To be done → Return all lines in the material below that contain "téguments".

Exercise materials →
::::::::::
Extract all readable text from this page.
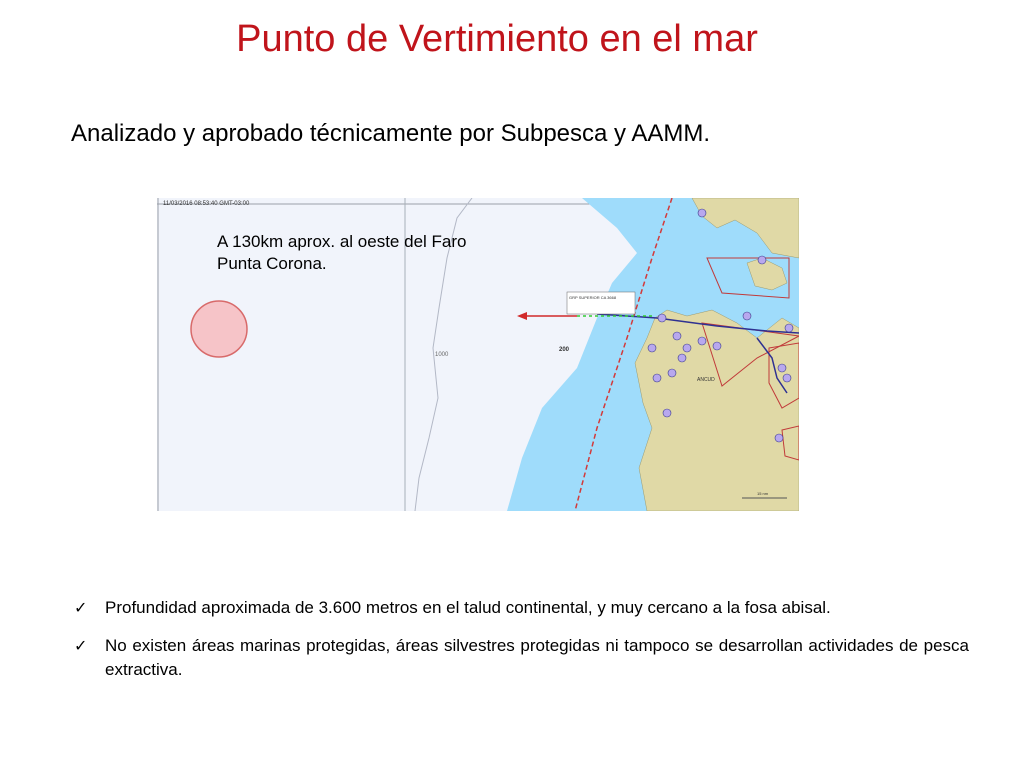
Punto de Vertimiento en el mar
Analizado y aprobado técnicamente por Subpesca y AAMM.
1000
200
ANCUD
GRP SUPERIOR CA 3668
15 nm
11/03/2016 08:53:40 GMT-03:00
A 130km aprox. al oeste del Faro
Punta Corona.
✓ Profundidad aproximada de 3.600 metros en el talud continental, y muy cercano a la fosa abisal.
✓ No existen áreas marinas protegidas, áreas silvestres protegidas ni tampoco se desarrollan actividades de pesca extractiva.
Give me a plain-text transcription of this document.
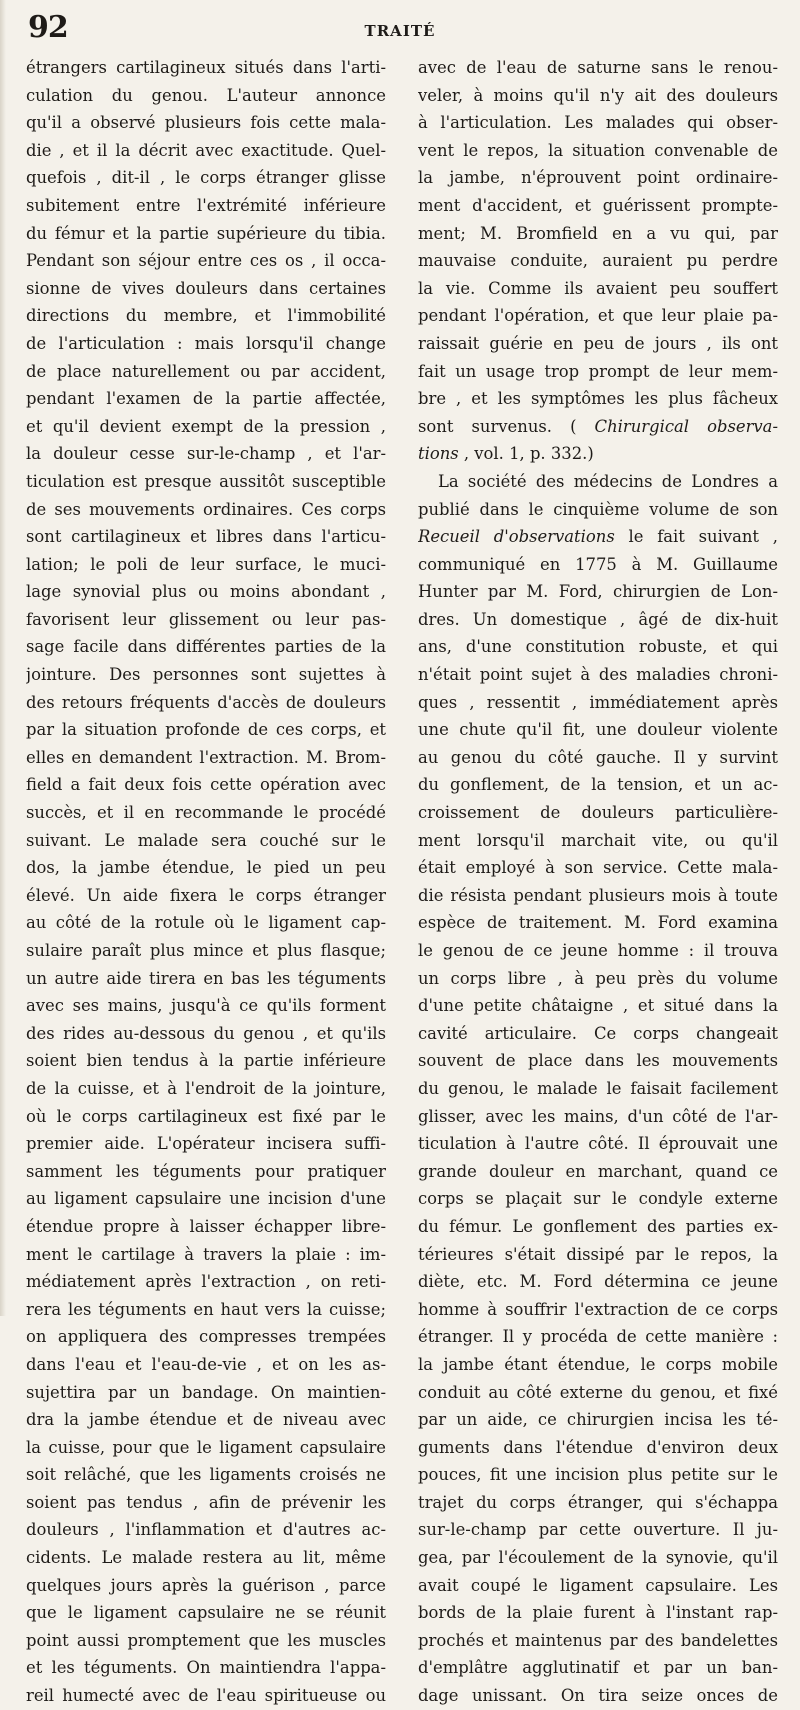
92	TRAITÉ
étrangers cartilagineux situés dans l'arti-
culation du genou. L'auteur annonce
qu'il a observé plusieurs fois cette mala-
die , et il la décrit avec exactitude. Quel-
quefois , dit-il , le corps étranger glisse
subitement entre l'extrémité inférieure
du fémur et la partie supérieure du tibia.
Pendant son séjour entre ces os , il occa-
sionne de vives douleurs dans certaines
directions du membre, et l'immobilité
de l'articulation : mais lorsqu'il change
de place naturellement ou par accident,
pendant l'examen de la partie affectée,
et qu'il devient exempt de la pression ,
la douleur cesse sur-le-champ , et l'ar-
ticulation est presque aussitôt susceptible
de ses mouvements ordinaires. Ces corps
sont cartilagineux et libres dans l'articu-
lation; le poli de leur surface, le muci-
lage synovial plus ou moins abondant ,
favorisent leur glissement ou leur pas-
sage facile dans différentes parties de la
jointure. Des personnes sont sujettes à
des retours fréquents d'accès de douleurs
par la situation profonde de ces corps, et
elles en demandent l'extraction. M. Brom-
field a fait deux fois cette opération avec
succès, et il en recommande le procédé
suivant. Le malade sera couché sur le
dos, la jambe étendue, le pied un peu
élevé. Un aide fixera le corps étranger
au côté de la rotule où le ligament cap-
sulaire paraît plus mince et plus flasque;
un autre aide tirera en bas les téguments
avec ses mains, jusqu'à ce qu'ils forment
des rides au-dessous du genou , et qu'ils
soient bien tendus à la partie inférieure
de la cuisse, et à l'endroit de la jointure,
où le corps cartilagineux est fixé par le
premier aide. L'opérateur incisera suffi-
samment les téguments pour pratiquer
au ligament capsulaire une incision d'une
étendue propre à laisser échapper libre-
ment le cartilage à travers la plaie : im-
médiatement après l'extraction , on reti-
rera les téguments en haut vers la cuisse;
on appliquera des compresses trempées
dans l'eau et l'eau-de-vie , et on les as-
sujettira par un bandage. On maintien-
dra la jambe étendue et de niveau avec
la cuisse, pour que le ligament capsulaire
soit relâché, que les ligaments croisés ne
soient pas tendus , afin de prévenir les
douleurs , l'inflammation et d'autres ac-
cidents. Le malade restera au lit, même
quelques jours après la guérison , parce
que le ligament capsulaire ne se réunit
point aussi promptement que les muscles
et les téguments. On maintiendra l'appa-
reil humecté avec de l'eau spiritueuse ou
avec de l'eau de saturne sans le renou-
veler, à moins qu'il n'y ait des douleurs
à l'articulation. Les malades qui obser-
vent le repos, la situation convenable de
la jambe, n'éprouvent point ordinaire-
ment d'accident, et guérissent prompte-
ment; M. Bromfield en a vu qui, par
mauvaise conduite, auraient pu perdre
la vie. Comme ils avaient peu souffert
pendant l'opération, et que leur plaie pa-
raissait guérie en peu de jours , ils ont
fait un usage trop prompt de leur mem-
bre , et les symptômes les plus fâcheux
sont survenus. ( Chirurgical observa-
tions , vol. 1, p. 332.)
La société des médecins de Londres a
publié dans le cinquième volume de son
Recueil d'observations le fait suivant ,
communiqué en 1775 à M. Guillaume
Hunter par M. Ford, chirurgien de Lon-
dres. Un domestique , âgé de dix-huit
ans, d'une constitution robuste, et qui
n'était point sujet à des maladies chroni-
ques , ressentit , immédiatement après
une chute qu'il fit, une douleur violente
au genou du côté gauche. Il y survint
du gonflement, de la tension, et un ac-
croissement de douleurs particulière-
ment lorsqu'il marchait vite, ou qu'il
était employé à son service. Cette mala-
die résista pendant plusieurs mois à toute
espèce de traitement. M. Ford examina
le genou de ce jeune homme : il trouva
un corps libre , à peu près du volume
d'une petite châtaigne , et situé dans la
cavité articulaire. Ce corps changeait
souvent de place dans les mouvements
du genou, le malade le faisait facilement
glisser, avec les mains, d'un côté de l'ar-
ticulation à l'autre côté. Il éprouvait une
grande douleur en marchant, quand ce
corps se plaçait sur le condyle externe
du fémur. Le gonflement des parties ex-
térieures s'était dissipé par le repos, la
diète, etc. M. Ford détermina ce jeune
homme à souffrir l'extraction de ce corps
étranger. Il y procéda de cette manière :
la jambe étant étendue, le corps mobile
conduit au côté externe du genou, et fixé
par un aide, ce chirurgien incisa les té-
guments dans l'étendue d'environ deux
pouces, fit une incision plus petite sur le
trajet du corps étranger, qui s'échappa
sur-le-champ par cette ouverture. Il ju-
gea, par l'écoulement de la synovie, qu'il
avait coupé le ligament capsulaire. Les
bords de la plaie furent à l'instant rap-
prochés et maintenus par des bandelettes
d'emplâtre agglutinatif et par un ban-
dage unissant. On tira seize onces de
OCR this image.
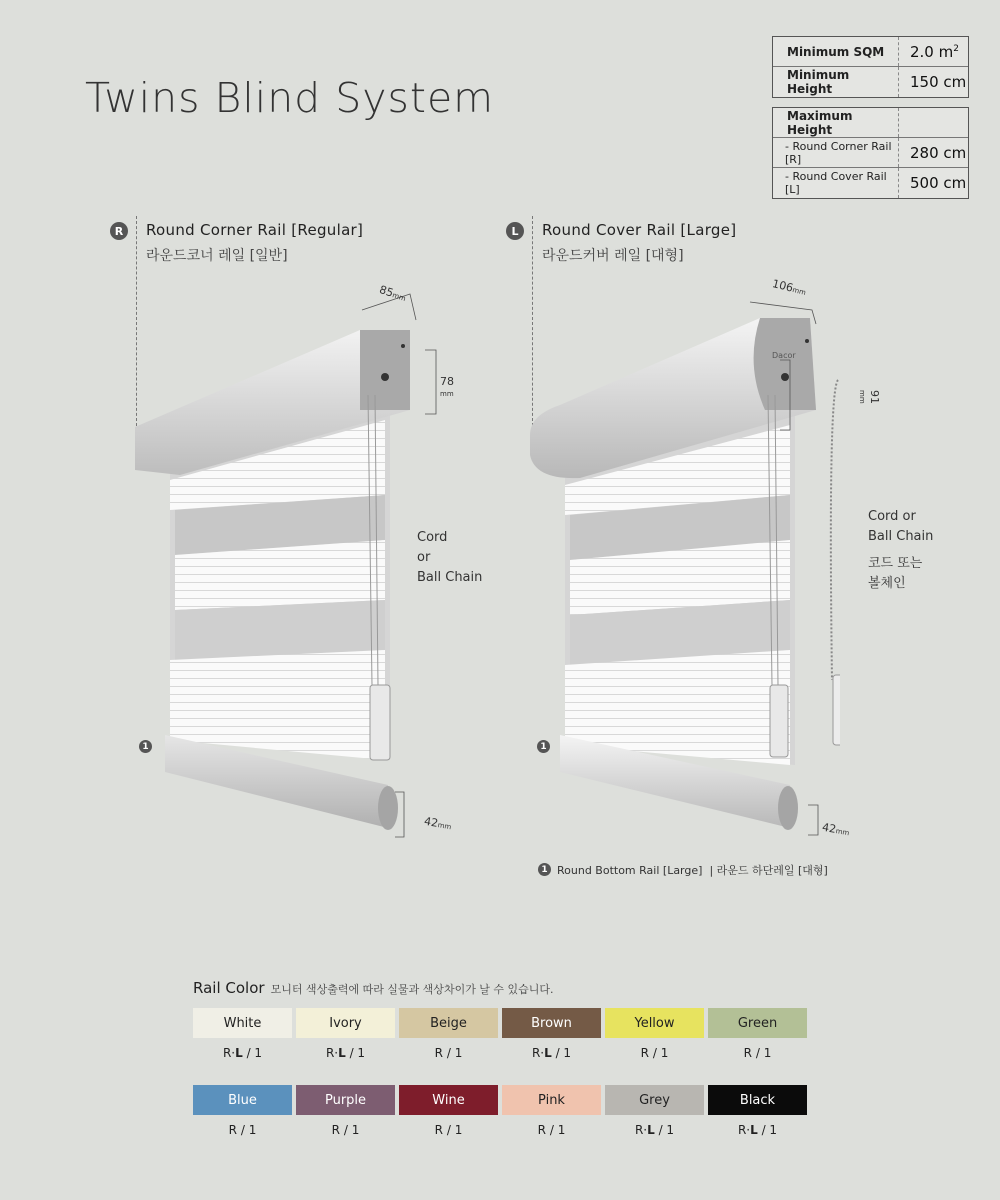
Twins Blind System
Minimum SQM	2.0 $m^2$
Minimum Height	150 cm
Maximum Height
- Round Corner Rail [R]	280 cm
- Round Cover Rail [L]	500 cm
R	Round Corner Rail [Regular]
라운드코너 레일 [일반]
L	Round Cover Rail [Large]
라운드커버 레일 [대형]
85mm
78
mm
42mm
Cord
or
Ball Chain
1
Dacor
106mm
91
mm
42mm
Cord or
Ball Chain
코드 또는
볼체인
1
1 Round Bottom Rail [Large] | 라운드 하단레일 [대형]
Rail Color 모니터 색상출력에 따라 실물과 색상차이가 날 수 있습니다.
White
R·L / 1
Ivory
R·L / 1
Beige
R / 1
Brown
R·L / 1
Yellow
R / 1
Green
R / 1
Blue
R / 1
Purple
R / 1
Wine
R / 1
Pink
R / 1
Grey
R·L / 1
Black
R·L / 1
::::::::::
Exercise solution →
un autre aide tirera en bas les téguments
samment les téguments pour pratiquer
rera les téguments en haut vers la cuisse;
et les téguments. On maintiendra l'appa-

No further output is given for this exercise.